Locate each line in the records containing "CHURCH". Copy it.
-=-=-=-=-
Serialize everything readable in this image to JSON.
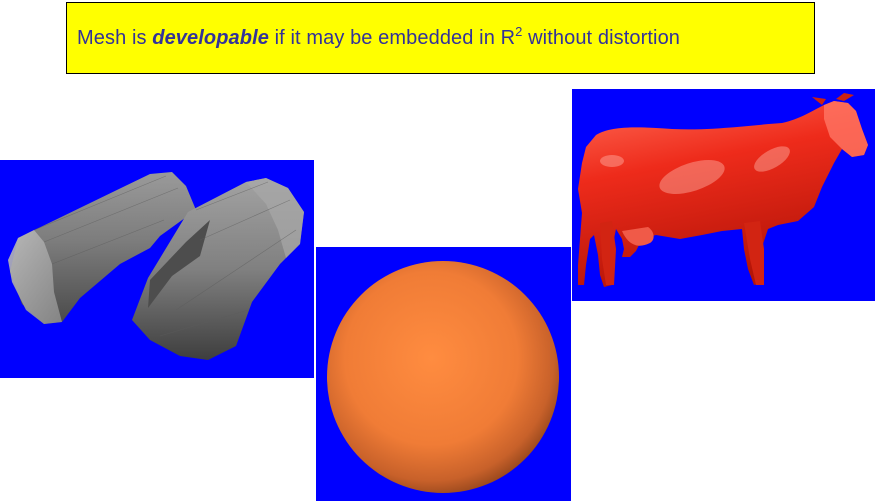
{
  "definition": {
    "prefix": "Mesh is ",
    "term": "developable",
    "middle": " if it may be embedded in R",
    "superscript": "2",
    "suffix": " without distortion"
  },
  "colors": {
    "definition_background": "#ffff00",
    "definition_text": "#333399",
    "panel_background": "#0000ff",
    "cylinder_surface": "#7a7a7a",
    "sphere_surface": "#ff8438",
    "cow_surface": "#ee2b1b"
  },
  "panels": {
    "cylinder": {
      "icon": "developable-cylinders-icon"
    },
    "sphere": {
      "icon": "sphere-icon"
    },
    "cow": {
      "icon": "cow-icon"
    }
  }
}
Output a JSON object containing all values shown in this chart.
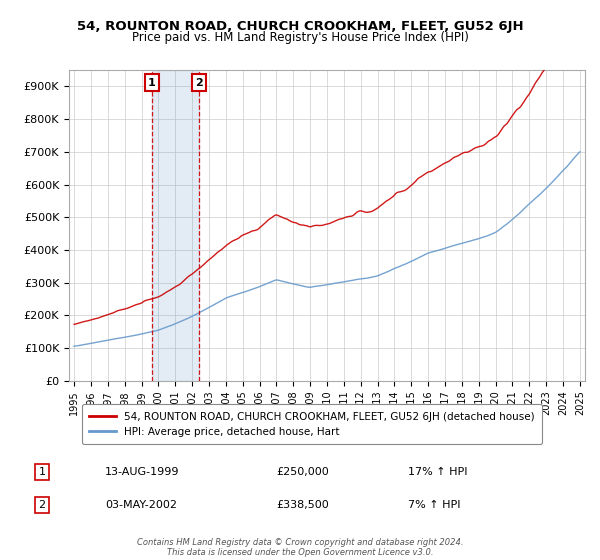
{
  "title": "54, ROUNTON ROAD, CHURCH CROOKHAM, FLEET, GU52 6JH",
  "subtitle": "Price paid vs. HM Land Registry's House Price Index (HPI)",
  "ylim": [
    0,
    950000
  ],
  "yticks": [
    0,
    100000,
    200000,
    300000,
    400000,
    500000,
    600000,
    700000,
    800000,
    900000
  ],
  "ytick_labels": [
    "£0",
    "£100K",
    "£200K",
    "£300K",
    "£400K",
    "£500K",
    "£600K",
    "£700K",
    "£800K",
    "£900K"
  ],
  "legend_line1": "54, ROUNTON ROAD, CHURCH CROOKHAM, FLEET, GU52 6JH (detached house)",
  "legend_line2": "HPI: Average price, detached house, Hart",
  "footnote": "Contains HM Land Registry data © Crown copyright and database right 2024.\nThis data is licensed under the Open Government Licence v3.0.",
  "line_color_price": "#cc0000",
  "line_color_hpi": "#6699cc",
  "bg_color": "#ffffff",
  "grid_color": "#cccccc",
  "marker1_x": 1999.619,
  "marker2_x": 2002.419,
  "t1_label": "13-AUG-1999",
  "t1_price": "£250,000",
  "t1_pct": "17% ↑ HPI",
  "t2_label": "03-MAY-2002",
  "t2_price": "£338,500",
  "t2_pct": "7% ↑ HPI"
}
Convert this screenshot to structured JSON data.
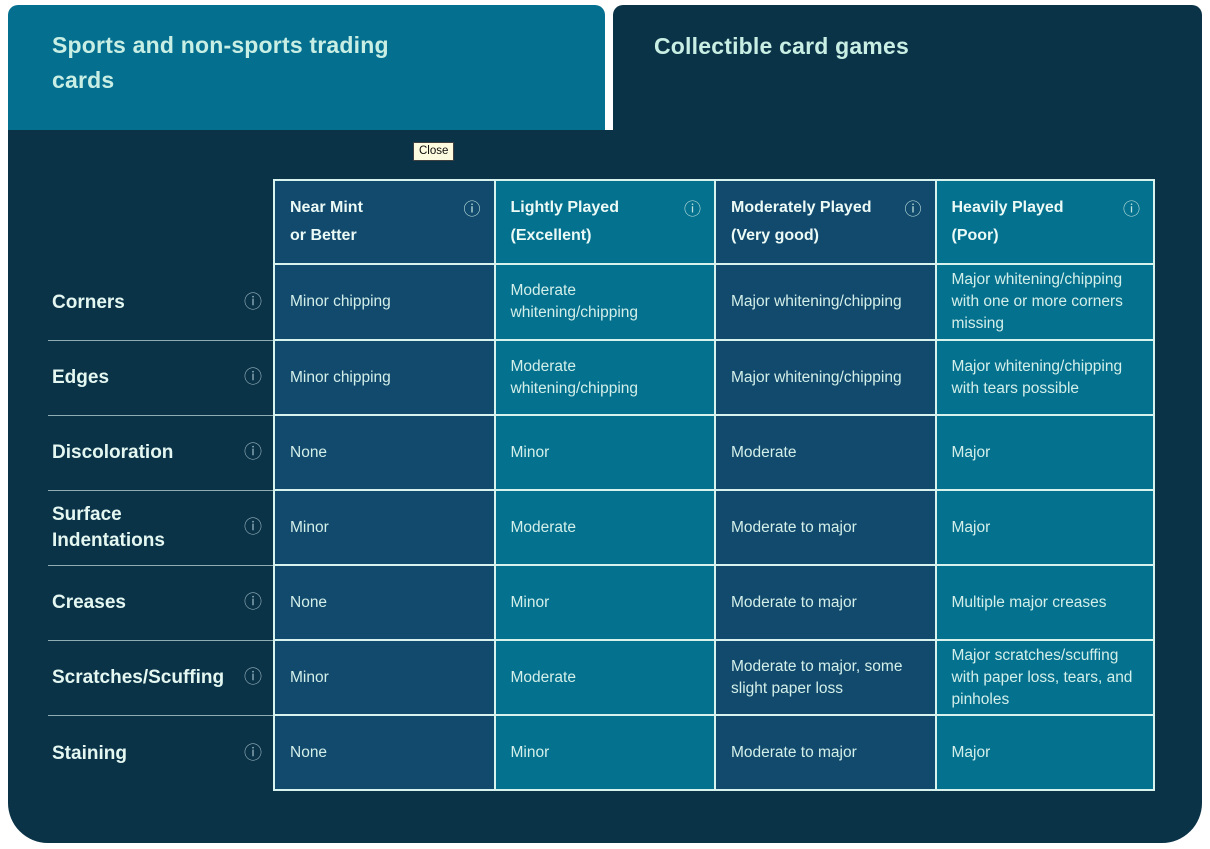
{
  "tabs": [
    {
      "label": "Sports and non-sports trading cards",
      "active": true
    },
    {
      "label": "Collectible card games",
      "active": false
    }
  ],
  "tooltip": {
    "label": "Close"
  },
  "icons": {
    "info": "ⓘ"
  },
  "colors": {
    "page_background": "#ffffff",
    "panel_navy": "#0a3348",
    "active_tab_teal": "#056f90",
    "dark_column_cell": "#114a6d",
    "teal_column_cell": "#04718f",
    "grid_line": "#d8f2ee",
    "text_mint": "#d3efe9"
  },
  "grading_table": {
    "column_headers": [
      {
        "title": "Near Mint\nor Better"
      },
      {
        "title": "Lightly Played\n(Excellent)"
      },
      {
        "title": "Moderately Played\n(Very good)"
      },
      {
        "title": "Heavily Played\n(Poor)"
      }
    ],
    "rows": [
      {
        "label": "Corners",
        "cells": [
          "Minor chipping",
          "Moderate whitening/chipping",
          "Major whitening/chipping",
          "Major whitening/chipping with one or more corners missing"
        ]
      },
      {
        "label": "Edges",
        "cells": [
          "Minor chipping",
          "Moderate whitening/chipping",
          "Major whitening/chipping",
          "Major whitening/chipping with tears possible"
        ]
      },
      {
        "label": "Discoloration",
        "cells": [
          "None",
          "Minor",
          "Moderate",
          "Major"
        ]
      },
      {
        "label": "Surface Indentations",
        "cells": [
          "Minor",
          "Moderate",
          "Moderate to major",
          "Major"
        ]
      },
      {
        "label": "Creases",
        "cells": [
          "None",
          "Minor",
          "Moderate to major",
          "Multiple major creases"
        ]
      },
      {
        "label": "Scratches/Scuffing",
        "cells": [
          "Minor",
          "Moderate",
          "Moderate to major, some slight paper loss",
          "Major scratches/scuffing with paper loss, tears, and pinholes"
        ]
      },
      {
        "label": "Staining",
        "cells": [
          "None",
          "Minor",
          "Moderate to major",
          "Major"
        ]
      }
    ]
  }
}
-=-=-=-=-
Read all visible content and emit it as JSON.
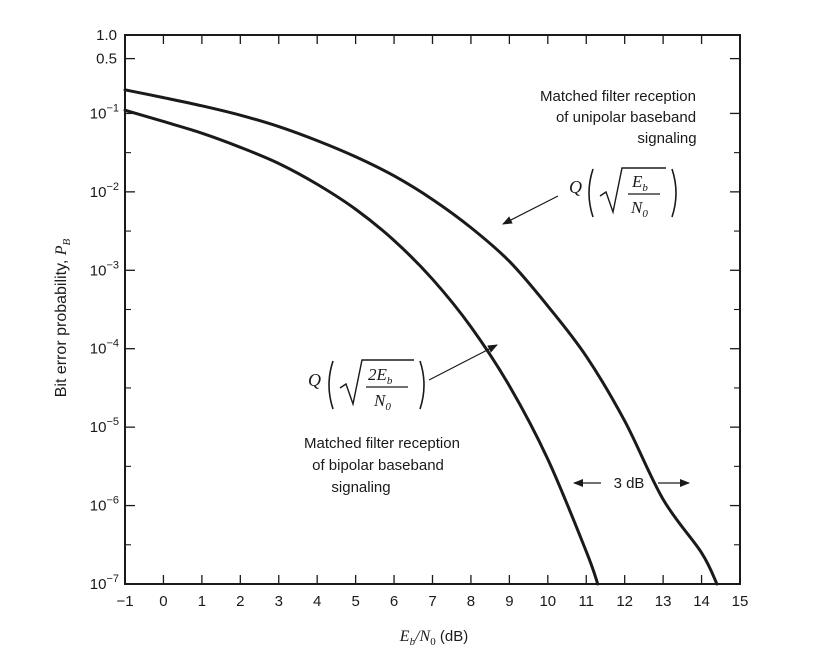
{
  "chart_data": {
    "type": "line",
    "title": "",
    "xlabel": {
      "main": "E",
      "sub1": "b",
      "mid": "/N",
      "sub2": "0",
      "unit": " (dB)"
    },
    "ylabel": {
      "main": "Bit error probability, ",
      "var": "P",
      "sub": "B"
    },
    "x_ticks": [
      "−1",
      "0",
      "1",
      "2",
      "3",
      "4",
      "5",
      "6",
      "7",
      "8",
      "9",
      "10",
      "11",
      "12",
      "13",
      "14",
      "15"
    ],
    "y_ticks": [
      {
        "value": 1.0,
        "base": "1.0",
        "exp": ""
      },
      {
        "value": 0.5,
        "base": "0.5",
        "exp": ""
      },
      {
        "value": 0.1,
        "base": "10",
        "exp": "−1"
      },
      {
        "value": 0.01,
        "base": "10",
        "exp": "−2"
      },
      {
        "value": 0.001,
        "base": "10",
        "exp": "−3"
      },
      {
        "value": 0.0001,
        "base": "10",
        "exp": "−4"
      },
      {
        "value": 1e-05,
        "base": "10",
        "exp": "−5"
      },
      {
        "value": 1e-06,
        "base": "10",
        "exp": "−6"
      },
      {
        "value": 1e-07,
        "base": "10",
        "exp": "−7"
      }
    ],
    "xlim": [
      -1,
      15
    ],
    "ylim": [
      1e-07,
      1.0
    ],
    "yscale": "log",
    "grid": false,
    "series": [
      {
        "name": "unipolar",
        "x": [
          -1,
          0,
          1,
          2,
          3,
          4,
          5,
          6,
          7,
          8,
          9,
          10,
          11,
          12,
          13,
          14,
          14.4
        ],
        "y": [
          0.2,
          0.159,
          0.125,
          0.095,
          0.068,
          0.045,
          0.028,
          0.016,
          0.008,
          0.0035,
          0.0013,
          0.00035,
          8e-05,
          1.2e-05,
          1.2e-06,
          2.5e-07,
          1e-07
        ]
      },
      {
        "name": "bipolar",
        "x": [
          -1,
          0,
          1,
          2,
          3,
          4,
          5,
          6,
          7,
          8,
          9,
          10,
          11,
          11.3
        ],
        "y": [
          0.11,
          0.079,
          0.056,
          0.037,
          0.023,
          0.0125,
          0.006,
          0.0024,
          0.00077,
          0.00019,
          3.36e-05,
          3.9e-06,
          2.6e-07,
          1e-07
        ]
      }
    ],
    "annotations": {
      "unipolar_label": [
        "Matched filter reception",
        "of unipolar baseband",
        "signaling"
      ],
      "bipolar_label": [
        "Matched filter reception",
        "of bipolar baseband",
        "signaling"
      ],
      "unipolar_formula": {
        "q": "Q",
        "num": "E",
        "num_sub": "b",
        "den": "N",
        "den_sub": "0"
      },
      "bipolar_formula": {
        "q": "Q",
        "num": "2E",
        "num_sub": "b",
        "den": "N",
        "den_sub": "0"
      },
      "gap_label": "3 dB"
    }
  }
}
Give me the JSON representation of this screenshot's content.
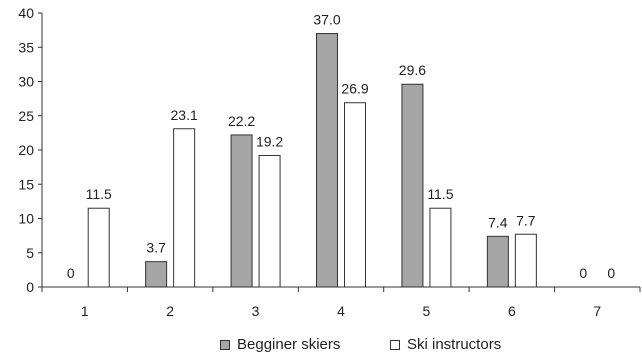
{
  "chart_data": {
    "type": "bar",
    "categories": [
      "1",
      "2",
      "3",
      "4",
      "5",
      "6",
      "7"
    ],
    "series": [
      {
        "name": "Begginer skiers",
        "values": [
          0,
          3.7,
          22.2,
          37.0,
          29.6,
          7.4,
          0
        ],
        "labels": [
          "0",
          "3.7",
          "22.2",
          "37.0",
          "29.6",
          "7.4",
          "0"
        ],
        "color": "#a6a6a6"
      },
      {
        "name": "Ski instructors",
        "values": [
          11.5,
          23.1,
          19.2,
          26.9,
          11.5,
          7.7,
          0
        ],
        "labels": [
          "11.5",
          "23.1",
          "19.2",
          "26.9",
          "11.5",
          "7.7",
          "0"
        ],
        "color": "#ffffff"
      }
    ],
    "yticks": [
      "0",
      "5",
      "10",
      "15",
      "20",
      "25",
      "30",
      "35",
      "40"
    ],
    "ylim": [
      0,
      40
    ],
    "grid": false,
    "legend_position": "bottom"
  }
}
-=-=-=-=-
**FINISHED TASK:**
  "title": "54, ROUNTON ROAD, CHURCH CROOKHAM, FLEET, GU52 6JH",
  "legend_line1": "54, ROUNTON ROAD, CHURCH CROOKHAM, FLEET, GU52 6JH (detached house)",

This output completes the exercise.